# START OF ENTRIES
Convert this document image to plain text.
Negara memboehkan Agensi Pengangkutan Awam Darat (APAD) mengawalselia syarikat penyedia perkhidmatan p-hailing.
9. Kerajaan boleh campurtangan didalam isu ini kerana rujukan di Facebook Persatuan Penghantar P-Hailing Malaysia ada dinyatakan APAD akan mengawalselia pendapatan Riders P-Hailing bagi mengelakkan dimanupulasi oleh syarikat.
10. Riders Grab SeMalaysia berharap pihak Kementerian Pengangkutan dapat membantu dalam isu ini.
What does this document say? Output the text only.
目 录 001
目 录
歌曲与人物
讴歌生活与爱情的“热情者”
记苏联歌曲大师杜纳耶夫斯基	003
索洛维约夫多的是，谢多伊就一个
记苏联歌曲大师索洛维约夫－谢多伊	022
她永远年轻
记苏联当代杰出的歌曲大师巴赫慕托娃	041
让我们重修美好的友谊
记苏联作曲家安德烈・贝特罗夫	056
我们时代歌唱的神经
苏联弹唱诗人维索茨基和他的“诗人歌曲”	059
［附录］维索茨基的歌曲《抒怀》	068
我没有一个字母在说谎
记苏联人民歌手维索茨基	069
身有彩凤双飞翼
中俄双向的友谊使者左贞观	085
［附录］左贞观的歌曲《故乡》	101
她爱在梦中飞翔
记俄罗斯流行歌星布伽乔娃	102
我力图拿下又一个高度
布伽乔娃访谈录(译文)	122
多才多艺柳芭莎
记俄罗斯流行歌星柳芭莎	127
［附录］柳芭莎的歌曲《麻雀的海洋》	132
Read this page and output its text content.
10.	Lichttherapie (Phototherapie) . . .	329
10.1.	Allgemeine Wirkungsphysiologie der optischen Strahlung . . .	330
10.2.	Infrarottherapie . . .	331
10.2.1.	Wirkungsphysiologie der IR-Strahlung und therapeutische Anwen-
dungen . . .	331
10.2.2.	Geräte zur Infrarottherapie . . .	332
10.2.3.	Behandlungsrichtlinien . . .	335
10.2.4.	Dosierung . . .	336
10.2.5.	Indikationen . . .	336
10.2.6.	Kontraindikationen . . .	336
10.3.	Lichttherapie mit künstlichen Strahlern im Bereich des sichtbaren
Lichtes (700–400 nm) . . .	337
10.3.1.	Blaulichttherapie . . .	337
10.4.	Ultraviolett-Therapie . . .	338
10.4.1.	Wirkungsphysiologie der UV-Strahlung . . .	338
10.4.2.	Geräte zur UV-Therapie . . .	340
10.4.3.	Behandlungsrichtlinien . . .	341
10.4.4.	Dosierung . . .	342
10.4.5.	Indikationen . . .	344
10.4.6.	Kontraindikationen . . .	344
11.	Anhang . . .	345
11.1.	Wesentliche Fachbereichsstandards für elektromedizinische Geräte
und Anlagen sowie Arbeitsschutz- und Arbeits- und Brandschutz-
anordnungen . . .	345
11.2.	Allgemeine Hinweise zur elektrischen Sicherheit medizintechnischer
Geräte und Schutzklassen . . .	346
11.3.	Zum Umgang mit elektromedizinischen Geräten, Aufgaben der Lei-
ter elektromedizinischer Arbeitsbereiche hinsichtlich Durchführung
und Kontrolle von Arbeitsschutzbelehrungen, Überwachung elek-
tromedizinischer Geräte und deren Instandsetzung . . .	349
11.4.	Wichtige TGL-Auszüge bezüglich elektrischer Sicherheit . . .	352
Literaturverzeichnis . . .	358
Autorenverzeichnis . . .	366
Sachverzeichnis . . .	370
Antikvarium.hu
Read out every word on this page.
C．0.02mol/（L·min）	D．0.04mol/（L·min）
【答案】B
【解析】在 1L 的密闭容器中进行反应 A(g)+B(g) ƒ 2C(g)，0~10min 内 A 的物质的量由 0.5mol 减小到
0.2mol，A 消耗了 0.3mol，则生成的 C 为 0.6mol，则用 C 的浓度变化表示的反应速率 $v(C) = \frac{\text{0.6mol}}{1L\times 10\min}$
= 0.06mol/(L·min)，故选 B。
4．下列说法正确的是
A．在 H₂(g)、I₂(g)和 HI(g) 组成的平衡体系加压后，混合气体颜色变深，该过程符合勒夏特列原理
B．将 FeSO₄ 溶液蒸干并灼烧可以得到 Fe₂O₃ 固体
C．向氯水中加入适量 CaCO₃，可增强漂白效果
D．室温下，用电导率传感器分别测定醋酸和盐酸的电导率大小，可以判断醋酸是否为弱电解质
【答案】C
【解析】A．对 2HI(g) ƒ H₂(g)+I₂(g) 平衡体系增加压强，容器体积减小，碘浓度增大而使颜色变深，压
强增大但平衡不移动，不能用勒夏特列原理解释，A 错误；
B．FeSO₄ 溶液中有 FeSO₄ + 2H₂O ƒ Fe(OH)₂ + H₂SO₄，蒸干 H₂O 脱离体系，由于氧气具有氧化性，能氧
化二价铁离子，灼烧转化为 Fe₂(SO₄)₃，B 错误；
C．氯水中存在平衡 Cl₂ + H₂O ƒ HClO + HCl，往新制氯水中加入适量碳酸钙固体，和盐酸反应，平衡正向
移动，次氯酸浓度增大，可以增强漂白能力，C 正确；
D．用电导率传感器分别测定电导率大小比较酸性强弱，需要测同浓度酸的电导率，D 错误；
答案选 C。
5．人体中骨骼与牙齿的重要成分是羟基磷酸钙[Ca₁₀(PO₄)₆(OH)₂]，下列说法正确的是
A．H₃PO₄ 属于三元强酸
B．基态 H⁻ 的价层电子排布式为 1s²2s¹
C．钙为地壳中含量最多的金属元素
# END OF ENTRIES
DESCRIPTION OF THE TASK: Output the data above exactly, please, line for line.

THE RESPONSE:
Convert this document image to plain text.
Negara memboehkan Agensi Pengangkutan Awam Darat (APAD) mengawalselia syarikat penyedia perkhidmatan p-hailing.
9. Kerajaan boleh campurtangan didalam isu ini kerana rujukan di Facebook Persatuan Penghantar P-Hailing Malaysia ada dinyatakan APAD akan mengawalselia pendapatan Riders P-Hailing bagi mengelakkan dimanupulasi oleh syarikat.
10. Riders Grab SeMalaysia berharap pihak Kementerian Pengangkutan dapat membantu dalam isu ini.
What does this document say? Output the text only.
目 录 001
目 录
歌曲与人物
讴歌生活与爱情的“热情者”
记苏联歌曲大师杜纳耶夫斯基	003
索洛维约夫多的是，谢多伊就一个
记苏联歌曲大师索洛维约夫－谢多伊	022
她永远年轻
记苏联当代杰出的歌曲大师巴赫慕托娃	041
让我们重修美好的友谊
记苏联作曲家安德烈・贝特罗夫	056
我们时代歌唱的神经
苏联弹唱诗人维索茨基和他的“诗人歌曲”	059
［附录］维索茨基的歌曲《抒怀》	068
我没有一个字母在说谎
记苏联人民歌手维索茨基	069
身有彩凤双飞翼
中俄双向的友谊使者左贞观	085
［附录］左贞观的歌曲《故乡》	101
她爱在梦中飞翔
记俄罗斯流行歌星布伽乔娃	102
我力图拿下又一个高度
布伽乔娃访谈录(译文)	122
多才多艺柳芭莎
记俄罗斯流行歌星柳芭莎	127
［附录］柳芭莎的歌曲《麻雀的海洋》	132
Read this page and output its text content.
10.	Lichttherapie (Phototherapie) . . .	329
10.1.	Allgemeine Wirkungsphysiologie der optischen Strahlung . . .	330
10.2.	Infrarottherapie . . .	331
10.2.1.	Wirkungsphysiologie der IR-Strahlung und therapeutische Anwen-
dungen . . .	331
10.2.2.	Geräte zur Infrarottherapie . . .	332
10.2.3.	Behandlungsrichtlinien . . .	335
10.2.4.	Dosierung . . .	336
10.2.5.	Indikationen . . .	336
10.2.6.	Kontraindikationen . . .	336
10.3.	Lichttherapie mit künstlichen Strahlern im Bereich des sichtbaren
Lichtes (700–400 nm) . . .	337
10.3.1.	Blaulichttherapie . . .	337
10.4.	Ultraviolett-Therapie . . .	338
10.4.1.	Wirkungsphysiologie der UV-Strahlung . . .	338
10.4.2.	Geräte zur UV-Therapie . . .	340
10.4.3.	Behandlungsrichtlinien . . .	341
10.4.4.	Dosierung . . .	342
10.4.5.	Indikationen . . .	344
10.4.6.	Kontraindikationen . . .	344
11.	Anhang . . .	345
11.1.	Wesentliche Fachbereichsstandards für elektromedizinische Geräte
und Anlagen sowie Arbeitsschutz- und Arbeits- und Brandschutz-
anordnungen . . .	345
11.2.	Allgemeine Hinweise zur elektrischen Sicherheit medizintechnischer
Geräte und Schutzklassen . . .	346
11.3.	Zum Umgang mit elektromedizinischen Geräten, Aufgaben der Lei-
ter elektromedizinischer Arbeitsbereiche hinsichtlich Durchführung
und Kontrolle von Arbeitsschutzbelehrungen, Überwachung elek-
tromedizinischer Geräte und deren Instandsetzung . . .	349
11.4.	Wichtige TGL-Auszüge bezüglich elektrischer Sicherheit . . .	352
Literaturverzeichnis . . .	358
Autorenverzeichnis . . .	366
Sachverzeichnis . . .	370
Antikvarium.hu
Read out every word on this page.
C．0.02mol/（L·min）	D．0.04mol/（L·min）
【答案】B
【解析】在 1L 的密闭容器中进行反应 A(g)+B(g) ƒ 2C(g)，0~10min 内 A 的物质的量由 0.5mol 减小到
0.2mol，A 消耗了 0.3mol，则生成的 C 为 0.6mol，则用 C 的浓度变化表示的反应速率 $v(C) = \frac{\text{0.6mol}}{1L\times 10\min}$
= 0.06mol/(L·min)，故选 B。
4．下列说法正确的是
A．在 H₂(g)、I₂(g)和 HI(g) 组成的平衡体系加压后，混合气体颜色变深，该过程符合勒夏特列原理
B．将 FeSO₄ 溶液蒸干并灼烧可以得到 Fe₂O₃ 固体
C．向氯水中加入适量 CaCO₃，可增强漂白效果
D．室温下，用电导率传感器分别测定醋酸和盐酸的电导率大小，可以判断醋酸是否为弱电解质
【答案】C
【解析】A．对 2HI(g) ƒ H₂(g)+I₂(g) 平衡体系增加压强，容器体积减小，碘浓度增大而使颜色变深，压
强增大但平衡不移动，不能用勒夏特列原理解释，A 错误；
B．FeSO₄ 溶液中有 FeSO₄ + 2H₂O ƒ Fe(OH)₂ + H₂SO₄，蒸干 H₂O 脱离体系，由于氧气具有氧化性，能氧
化二价铁离子，灼烧转化为 Fe₂(SO₄)₃，B 错误；
C．氯水中存在平衡 Cl₂ + H₂O ƒ HClO + HCl，往新制氯水中加入适量碳酸钙固体，和盐酸反应，平衡正向
移动，次氯酸浓度增大，可以增强漂白能力，C 正确；
D．用电导率传感器分别测定电导率大小比较酸性强弱，需要测同浓度酸的电导率，D 错误；
答案选 C。
5．人体中骨骼与牙齿的重要成分是羟基磷酸钙[Ca₁₀(PO₄)₆(OH)₂]，下列说法正确的是
A．H₃PO₄ 属于三元强酸
B．基态 H⁻ 的价层电子排布式为 1s²2s¹
C．钙为地壳中含量最多的金属元素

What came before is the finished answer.